_Work to do_
Extract every line of the material below verbatim, omitting the pictures.
○ ○ ○ ○ ○
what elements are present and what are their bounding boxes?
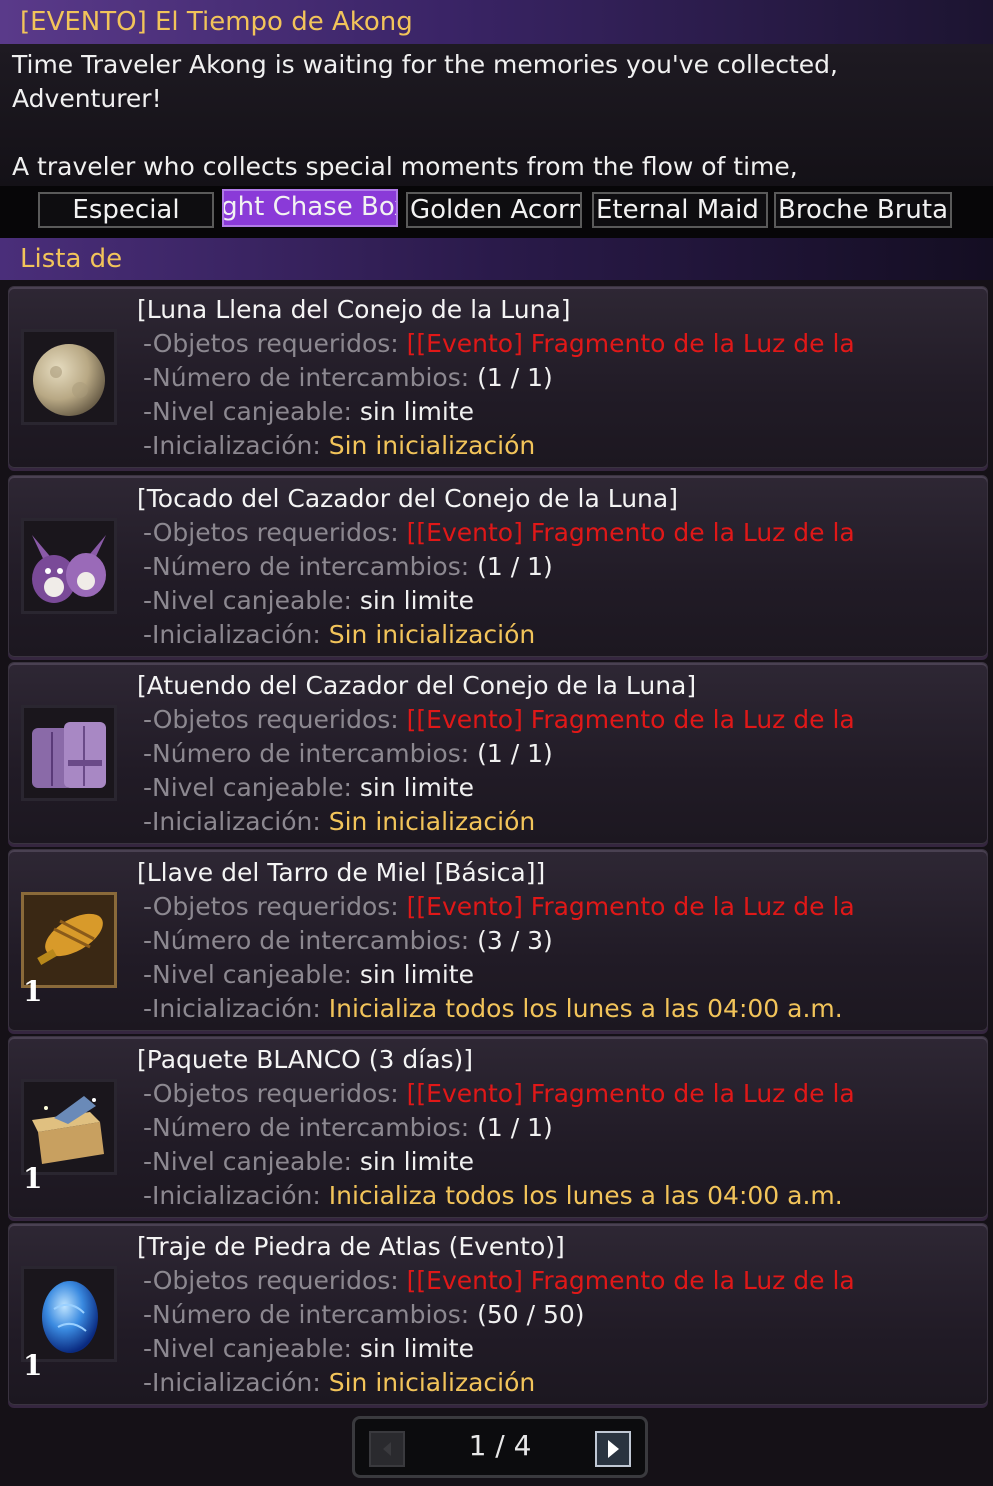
tab-broche-brutal[interactable]: Broche Brutal (774, 192, 952, 228)
level-value: sin limite (359, 586, 474, 615)
item-quantity: 1 (23, 1349, 43, 1382)
chevron-right-icon (608, 1440, 619, 1458)
reset-value: Sin inicialización (328, 431, 536, 460)
list-item[interactable]: 1 [Llave del Tarro de Miel [Básica]] -Ob… (8, 849, 988, 1031)
exchange-count: (1 / 1) (477, 552, 553, 581)
exchange-count: (1 / 1) (477, 363, 553, 392)
exchanges-label: -Número de intercambios: (143, 1300, 478, 1329)
required-item: [[Evento] Fragmento de la Luz de la (406, 705, 855, 734)
category-tab-bar: Especial Moonlight Chase Box Golden Acor… (0, 186, 993, 238)
reset-value: Sin inicialización (328, 1368, 536, 1397)
level-value: sin limite (359, 960, 474, 989)
item-name: [Atuendo del Cazador del Conejo de la Lu… (137, 671, 697, 700)
item-name: [Tocado del Cazador del Conejo de la Lun… (137, 484, 678, 513)
intro-line-1: Time Traveler Akong is waiting for the m… (12, 50, 838, 79)
item-name: [Traje de Piedra de Atlas (Evento)] (137, 1232, 565, 1261)
required-item: [[Evento] Fragmento de la Luz de la (406, 1079, 855, 1108)
reset-label: -Inicialización: (143, 994, 329, 1023)
required-item: [[Evento] Fragmento de la Luz de la (406, 1266, 855, 1295)
intro-text-panel: Time Traveler Akong is waiting for the m… (0, 44, 993, 186)
exchanges-label: -Número de intercambios: (143, 552, 478, 581)
tab-especial[interactable]: Especial (38, 192, 214, 228)
required-item: [[Evento] Fragmento de la Luz de la (406, 892, 855, 921)
list-item[interactable]: 1 [Paquete BLANCO (3 días)] -Objetos req… (8, 1036, 988, 1218)
exchange-count: (1 / 1) (477, 1113, 553, 1142)
reset-label: -Inicialización: (143, 1368, 329, 1397)
item-name: [Luna Llena del Conejo de la Luna] (137, 295, 571, 324)
exchanges-label: -Número de intercambios: (143, 926, 478, 955)
window-title-bar: [EVENTO] El Tiempo de Akong (0, 0, 993, 44)
item-quantity: 1 (23, 975, 43, 1008)
pagination: 1 / 4 (352, 1416, 648, 1478)
exchange-count: (50 / 50) (477, 1300, 585, 1329)
outfit-icon (21, 705, 117, 801)
required-label: -Objetos requeridos: (143, 1079, 407, 1108)
bunny-hood-icon (21, 518, 117, 614)
exchanges-label: -Número de intercambios: (143, 363, 478, 392)
level-value: sin limite (359, 1334, 474, 1363)
package-box-icon (21, 1079, 117, 1175)
level-value: sin limite (359, 773, 474, 802)
exchange-count: (3 / 3) (477, 926, 553, 955)
level-label: -Nivel canjeable: (143, 773, 360, 802)
list-item[interactable]: [Tocado del Cazador del Conejo de la Lun… (8, 475, 988, 657)
item-quantity: 1 (23, 1162, 43, 1195)
level-label: -Nivel canjeable: (143, 586, 360, 615)
list-item[interactable]: [Atuendo del Cazador del Conejo de la Lu… (8, 662, 988, 844)
required-label: -Objetos requeridos: (143, 518, 407, 547)
level-value: sin limite (359, 397, 474, 426)
intro-line-2: Adventurer! (12, 84, 162, 113)
required-item: [[Evento] Fragmento de la Luz de la (406, 329, 855, 358)
exchange-count: (1 / 1) (477, 739, 553, 768)
level-label: -Nivel canjeable: (143, 397, 360, 426)
exchange-list: [Luna Llena del Conejo de la Luna] -Obje… (0, 280, 993, 1486)
intro-line-3: A traveler who collects special moments … (12, 152, 798, 181)
tab-eternal-maid[interactable]: Eternal Maid (592, 192, 768, 228)
required-label: -Objetos requeridos: (143, 329, 407, 358)
honey-key-icon (21, 892, 117, 988)
tab-moonlight-chase-box[interactable]: Moonlight Chase Box (222, 189, 398, 227)
reset-value: Inicializa todos los lunes a las 04:00 a… (328, 1181, 843, 1210)
level-value: sin limite (359, 1147, 474, 1176)
list-item[interactable]: 1 [Traje de Piedra de Atlas (Evento)] -O… (8, 1223, 988, 1405)
level-label: -Nivel canjeable: (143, 1334, 360, 1363)
list-item[interactable]: [Luna Llena del Conejo de la Luna] -Obje… (8, 286, 988, 468)
item-name: [Paquete BLANCO (3 días)] (137, 1045, 474, 1074)
list-header: Lista de (0, 238, 993, 280)
next-page-button[interactable] (595, 1431, 631, 1467)
level-label: -Nivel canjeable: (143, 960, 360, 989)
exchanges-label: -Número de intercambios: (143, 739, 478, 768)
required-label: -Objetos requeridos: (143, 1266, 407, 1295)
item-name: [Llave del Tarro de Miel [Básica]] (137, 858, 546, 887)
reset-label: -Inicialización: (143, 1181, 329, 1210)
reset-label: -Inicialización: (143, 807, 329, 836)
reset-value: Sin inicialización (328, 620, 536, 649)
reset-value: Inicializa todos los lunes a las 04:00 a… (328, 994, 843, 1023)
atlas-stone-icon (21, 1266, 117, 1362)
level-label: -Nivel canjeable: (143, 1147, 360, 1176)
list-header-label: Lista de (20, 244, 123, 274)
required-label: -Objetos requeridos: (143, 892, 407, 921)
exchanges-label: -Número de intercambios: (143, 1113, 478, 1142)
reset-label: -Inicialización: (143, 431, 329, 460)
required-item: [[Evento] Fragmento de la Luz de la (406, 518, 855, 547)
moon-icon (21, 329, 117, 425)
required-label: -Objetos requeridos: (143, 705, 407, 734)
tab-golden-acorn[interactable]: Golden Acorn (406, 192, 582, 228)
window-title: [EVENTO] El Tiempo de Akong (20, 7, 413, 37)
reset-label: -Inicialización: (143, 620, 329, 649)
reset-value: Sin inicialización (328, 807, 536, 836)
○ ○ ○ ○ ○
_Output of the task_
what elements are present and what are their bounding boxes?
tab-broche-brutal[interactable]: Broche Brutal (774, 192, 952, 228)
level-value: sin limite (359, 586, 474, 615)
item-quantity: 1 (23, 1349, 43, 1382)
chevron-right-icon (608, 1440, 619, 1458)
reset-value: Sin inicialización (328, 431, 536, 460)
list-item[interactable]: 1 [Llave del Tarro de Miel [Básica]] -Ob… (8, 849, 988, 1031)
exchange-count: (1 / 1) (477, 552, 553, 581)
exchange-count: (1 / 1) (477, 363, 553, 392)
exchanges-label: -Número de intercambios: (143, 1300, 478, 1329)
required-item: [[Evento] Fragmento de la Luz de la (406, 705, 855, 734)
category-tab-bar: Especial Moonlight Chase Box Golden Acor… (0, 186, 993, 238)
reset-value: Sin inicialización (328, 1368, 536, 1397)
level-value: sin limite (359, 960, 474, 989)
item-name: [Atuendo del Cazador del Conejo de la Lu… (137, 671, 697, 700)
item-name: [Tocado del Cazador del Conejo de la Lun… (137, 484, 678, 513)
intro-line-1: Time Traveler Akong is waiting for the m… (12, 50, 838, 79)
item-name: [Traje de Piedra de Atlas (Evento)] (137, 1232, 565, 1261)
required-item: [[Evento] Fragmento de la Luz de la (406, 1079, 855, 1108)
reset-label: -Inicialización: (143, 994, 329, 1023)
required-item: [[Evento] Fragmento de la Luz de la (406, 1266, 855, 1295)
intro-text-panel: Time Traveler Akong is waiting for the m… (0, 44, 993, 186)
exchanges-label: -Número de intercambios: (143, 552, 478, 581)
tab-especial[interactable]: Especial (38, 192, 214, 228)
required-item: [[Evento] Fragmento de la Luz de la (406, 892, 855, 921)
list-item[interactable]: 1 [Paquete BLANCO (3 días)] -Objetos req… (8, 1036, 988, 1218)
exchange-count: (1 / 1) (477, 1113, 553, 1142)
reset-label: -Inicialización: (143, 1368, 329, 1397)
item-name: [Luna Llena del Conejo de la Luna] (137, 295, 571, 324)
exchanges-label: -Número de intercambios: (143, 926, 478, 955)
window-title-bar: [EVENTO] El Tiempo de Akong (0, 0, 993, 44)
item-quantity: 1 (23, 975, 43, 1008)
pagination: 1 / 4 (352, 1416, 648, 1478)
exchange-count: (50 / 50) (477, 1300, 585, 1329)
outfit-icon (21, 705, 117, 801)
required-label: -Objetos requeridos: (143, 1079, 407, 1108)
bunny-hood-icon (21, 518, 117, 614)
exchanges-label: -Número de intercambios: (143, 363, 478, 392)
level-value: sin limite (359, 1334, 474, 1363)
package-box-icon (21, 1079, 117, 1175)
level-value: sin limite (359, 773, 474, 802)
exchange-count: (3 / 3) (477, 926, 553, 955)
level-label: -Nivel canjeable: (143, 773, 360, 802)
list-item[interactable]: [Tocado del Cazador del Conejo de la Lun… (8, 475, 988, 657)
item-quantity: 1 (23, 1162, 43, 1195)
level-label: -Nivel canjeable: (143, 586, 360, 615)
list-item[interactable]: [Atuendo del Cazador del Conejo de la Lu… (8, 662, 988, 844)
required-label: -Objetos requeridos: (143, 518, 407, 547)
level-value: sin limite (359, 397, 474, 426)
intro-line-2: Adventurer! (12, 84, 162, 113)
required-item: [[Evento] Fragmento de la Luz de la (406, 329, 855, 358)
exchange-count: (1 / 1) (477, 739, 553, 768)
level-label: -Nivel canjeable: (143, 397, 360, 426)
exchange-list: [Luna Llena del Conejo de la Luna] -Obje… (0, 280, 993, 1486)
intro-line-3: A traveler who collects special moments … (12, 152, 798, 181)
tab-eternal-maid[interactable]: Eternal Maid (592, 192, 768, 228)
required-label: -Objetos requeridos: (143, 329, 407, 358)
honey-key-icon (21, 892, 117, 988)
tab-moonlight-chase-box[interactable]: Moonlight Chase Box (222, 189, 398, 227)
reset-value: Inicializa todos los lunes a las 04:00 a… (328, 1181, 843, 1210)
level-value: sin limite (359, 1147, 474, 1176)
list-item[interactable]: 1 [Traje de Piedra de Atlas (Evento)] -O… (8, 1223, 988, 1405)
level-label: -Nivel canjeable: (143, 1334, 360, 1363)
list-item[interactable]: [Luna Llena del Conejo de la Luna] -Obje… (8, 286, 988, 468)
item-name: [Paquete BLANCO (3 días)] (137, 1045, 474, 1074)
list-header: Lista de (0, 238, 993, 280)
next-page-button[interactable] (595, 1431, 631, 1467)
level-label: -Nivel canjeable: (143, 960, 360, 989)
exchanges-label: -Número de intercambios: (143, 739, 478, 768)
required-label: -Objetos requeridos: (143, 1266, 407, 1295)
item-name: [Llave del Tarro de Miel [Básica]] (137, 858, 546, 887)
reset-label: -Inicialización: (143, 1181, 329, 1210)
reset-label: -Inicialización: (143, 807, 329, 836)
reset-value: Sin inicialización (328, 620, 536, 649)
reset-value: Inicializa todos los lunes a las 04:00 a… (328, 994, 843, 1023)
atlas-stone-icon (21, 1266, 117, 1362)
level-label: -Nivel canjeable: (143, 1147, 360, 1176)
list-header-label: Lista de (20, 244, 123, 274)
required-label: -Objetos requeridos: (143, 892, 407, 921)
exchanges-label: -Número de intercambios: (143, 1113, 478, 1142)
reset-label: -Inicialización: (143, 431, 329, 460)
required-item: [[Evento] Fragmento de la Luz de la (406, 518, 855, 547)
moon-icon (21, 329, 117, 425)
required-label: -Objetos requeridos: (143, 705, 407, 734)
tab-golden-acorn[interactable]: Golden Acorn (406, 192, 582, 228)
window-title: [EVENTO] El Tiempo de Akong (20, 7, 413, 37)
reset-label: -Inicialización: (143, 620, 329, 649)
reset-value: Sin inicialización (328, 807, 536, 836)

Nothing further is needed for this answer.